• **Aim of the exercise**
Retype the material below. Keep every word exactly as it is.

• **Record extracts**
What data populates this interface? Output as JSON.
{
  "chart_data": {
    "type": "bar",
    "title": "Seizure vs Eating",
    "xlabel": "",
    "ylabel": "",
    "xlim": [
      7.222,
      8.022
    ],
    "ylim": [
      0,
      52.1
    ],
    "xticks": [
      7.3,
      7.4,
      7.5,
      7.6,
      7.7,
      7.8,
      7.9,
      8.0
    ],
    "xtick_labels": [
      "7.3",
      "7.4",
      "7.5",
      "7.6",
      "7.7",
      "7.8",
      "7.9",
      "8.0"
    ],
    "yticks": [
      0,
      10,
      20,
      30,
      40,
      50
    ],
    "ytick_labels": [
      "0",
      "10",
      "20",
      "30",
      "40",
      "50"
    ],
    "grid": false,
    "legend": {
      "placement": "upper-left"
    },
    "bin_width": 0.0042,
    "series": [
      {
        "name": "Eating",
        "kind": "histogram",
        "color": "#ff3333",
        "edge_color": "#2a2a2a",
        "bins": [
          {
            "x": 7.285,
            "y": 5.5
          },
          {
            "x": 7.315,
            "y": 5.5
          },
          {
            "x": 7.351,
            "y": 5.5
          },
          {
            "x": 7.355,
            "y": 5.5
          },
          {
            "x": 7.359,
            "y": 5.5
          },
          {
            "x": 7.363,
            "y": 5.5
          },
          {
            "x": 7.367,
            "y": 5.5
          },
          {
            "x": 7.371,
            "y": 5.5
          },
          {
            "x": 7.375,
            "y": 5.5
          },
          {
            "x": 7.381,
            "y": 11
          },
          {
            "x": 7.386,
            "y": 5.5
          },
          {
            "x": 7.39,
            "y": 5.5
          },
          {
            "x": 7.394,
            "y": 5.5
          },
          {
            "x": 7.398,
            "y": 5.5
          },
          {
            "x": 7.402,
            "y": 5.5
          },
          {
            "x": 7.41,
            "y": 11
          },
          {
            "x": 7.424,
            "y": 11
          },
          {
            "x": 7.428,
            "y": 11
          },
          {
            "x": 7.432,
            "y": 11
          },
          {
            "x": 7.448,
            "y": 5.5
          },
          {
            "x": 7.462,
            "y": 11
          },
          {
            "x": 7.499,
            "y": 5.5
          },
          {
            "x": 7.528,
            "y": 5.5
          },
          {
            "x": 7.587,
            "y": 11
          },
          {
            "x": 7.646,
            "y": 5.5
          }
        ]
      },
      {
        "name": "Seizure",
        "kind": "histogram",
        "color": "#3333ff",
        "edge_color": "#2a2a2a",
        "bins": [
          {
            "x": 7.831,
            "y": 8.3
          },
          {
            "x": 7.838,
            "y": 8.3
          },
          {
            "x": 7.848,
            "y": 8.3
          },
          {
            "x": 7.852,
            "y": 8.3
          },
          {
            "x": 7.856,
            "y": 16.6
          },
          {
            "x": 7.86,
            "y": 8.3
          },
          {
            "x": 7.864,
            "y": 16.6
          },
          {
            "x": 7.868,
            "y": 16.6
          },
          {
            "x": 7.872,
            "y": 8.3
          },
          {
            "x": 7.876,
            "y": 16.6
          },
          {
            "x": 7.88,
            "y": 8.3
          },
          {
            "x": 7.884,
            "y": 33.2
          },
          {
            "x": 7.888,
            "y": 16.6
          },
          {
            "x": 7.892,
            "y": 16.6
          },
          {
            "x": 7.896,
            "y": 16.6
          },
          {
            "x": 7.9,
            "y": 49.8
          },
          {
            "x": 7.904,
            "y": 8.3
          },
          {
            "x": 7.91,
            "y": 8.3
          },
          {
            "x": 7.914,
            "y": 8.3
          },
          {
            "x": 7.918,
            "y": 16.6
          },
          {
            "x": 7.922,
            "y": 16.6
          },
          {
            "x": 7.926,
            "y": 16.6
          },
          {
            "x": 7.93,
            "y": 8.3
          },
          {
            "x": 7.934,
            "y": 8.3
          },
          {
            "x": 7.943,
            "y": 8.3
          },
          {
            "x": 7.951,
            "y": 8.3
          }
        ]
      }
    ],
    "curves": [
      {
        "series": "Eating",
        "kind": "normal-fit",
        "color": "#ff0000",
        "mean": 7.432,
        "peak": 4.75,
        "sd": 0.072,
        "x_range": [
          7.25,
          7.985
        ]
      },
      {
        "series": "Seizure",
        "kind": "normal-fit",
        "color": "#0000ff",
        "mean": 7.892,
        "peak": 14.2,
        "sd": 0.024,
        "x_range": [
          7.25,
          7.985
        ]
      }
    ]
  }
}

• **Reply**
What data populates this interface? Output as JSON.
{
  "chart_data": {
    "type": "bar",
    "title": "Seizure vs Eating",
    "xlabel": "",
    "ylabel": "",
    "xlim": [
      7.222,
      8.022
    ],
    "ylim": [
      0,
      52.1
    ],
    "xticks": [
      7.3,
      7.4,
      7.5,
      7.6,
      7.7,
      7.8,
      7.9,
      8.0
    ],
    "xtick_labels": [
      "7.3",
      "7.4",
      "7.5",
      "7.6",
      "7.7",
      "7.8",
      "7.9",
      "8.0"
    ],
    "yticks": [
      0,
      10,
      20,
      30,
      40,
      50
    ],
    "ytick_labels": [
      "0",
      "10",
      "20",
      "30",
      "40",
      "50"
    ],
    "grid": false,
    "legend": {
      "placement": "upper-left"
    },
    "bin_width": 0.0042,
    "series": [
      {
        "name": "Eating",
        "kind": "histogram",
        "color": "#ff3333",
        "edge_color": "#2a2a2a",
        "bins": [
          {
            "x": 7.285,
            "y": 5.5
          },
          {
            "x": 7.315,
            "y": 5.5
          },
          {
            "x": 7.351,
            "y": 5.5
          },
          {
            "x": 7.355,
            "y": 5.5
          },
          {
            "x": 7.359,
            "y": 5.5
          },
          {
            "x": 7.363,
            "y": 5.5
          },
          {
            "x": 7.367,
            "y": 5.5
          },
          {
            "x": 7.371,
            "y": 5.5
          },
          {
            "x": 7.375,
            "y": 5.5
          },
          {
            "x": 7.381,
            "y": 11
          },
          {
            "x": 7.386,
            "y": 5.5
          },
          {
            "x": 7.39,
            "y": 5.5
          },
          {
            "x": 7.394,
            "y": 5.5
          },
          {
            "x": 7.398,
            "y": 5.5
          },
          {
            "x": 7.402,
            "y": 5.5
          },
          {
            "x": 7.41,
            "y": 11
          },
          {
            "x": 7.424,
            "y": 11
          },
          {
            "x": 7.428,
            "y": 11
          },
          {
            "x": 7.432,
            "y": 11
          },
          {
            "x": 7.448,
            "y": 5.5
          },
          {
            "x": 7.462,
            "y": 11
          },
          {
            "x": 7.499,
            "y": 5.5
          },
          {
            "x": 7.528,
            "y": 5.5
          },
          {
            "x": 7.587,
            "y": 11
          },
          {
            "x": 7.646,
            "y": 5.5
          }
        ]
      },
      {
        "name": "Seizure",
        "kind": "histogram",
        "color": "#3333ff",
        "edge_color": "#2a2a2a",
        "bins": [
          {
            "x": 7.831,
            "y": 8.3
          },
          {
            "x": 7.838,
            "y": 8.3
          },
          {
            "x": 7.848,
            "y": 8.3
          },
          {
            "x": 7.852,
            "y": 8.3
          },
          {
            "x": 7.856,
            "y": 16.6
          },
          {
            "x": 7.86,
            "y": 8.3
          },
          {
            "x": 7.864,
            "y": 16.6
          },
          {
            "x": 7.868,
            "y": 16.6
          },
          {
            "x": 7.872,
            "y": 8.3
          },
          {
            "x": 7.876,
            "y": 16.6
          },
          {
            "x": 7.88,
            "y": 8.3
          },
          {
            "x": 7.884,
            "y": 33.2
          },
          {
            "x": 7.888,
            "y": 16.6
          },
          {
            "x": 7.892,
            "y": 16.6
          },
          {
            "x": 7.896,
            "y": 16.6
          },
          {
            "x": 7.9,
            "y": 49.8
          },
          {
            "x": 7.904,
            "y": 8.3
          },
          {
            "x": 7.91,
            "y": 8.3
          },
          {
            "x": 7.914,
            "y": 8.3
          },
          {
            "x": 7.918,
            "y": 16.6
          },
          {
            "x": 7.922,
            "y": 16.6
          },
          {
            "x": 7.926,
            "y": 16.6
          },
          {
            "x": 7.93,
            "y": 8.3
          },
          {
            "x": 7.934,
            "y": 8.3
          },
          {
            "x": 7.943,
            "y": 8.3
          },
          {
            "x": 7.951,
            "y": 8.3
          }
        ]
      }
    ],
    "curves": [
      {
        "series": "Eating",
        "kind": "normal-fit",
        "color": "#ff0000",
        "mean": 7.432,
        "peak": 4.75,
        "sd": 0.072,
        "x_range": [
          7.25,
          7.985
        ]
      },
      {
        "series": "Seizure",
        "kind": "normal-fit",
        "color": "#0000ff",
        "mean": 7.892,
        "peak": 14.2,
        "sd": 0.024,
        "x_range": [
          7.25,
          7.985
        ]
      }
    ]
  }
}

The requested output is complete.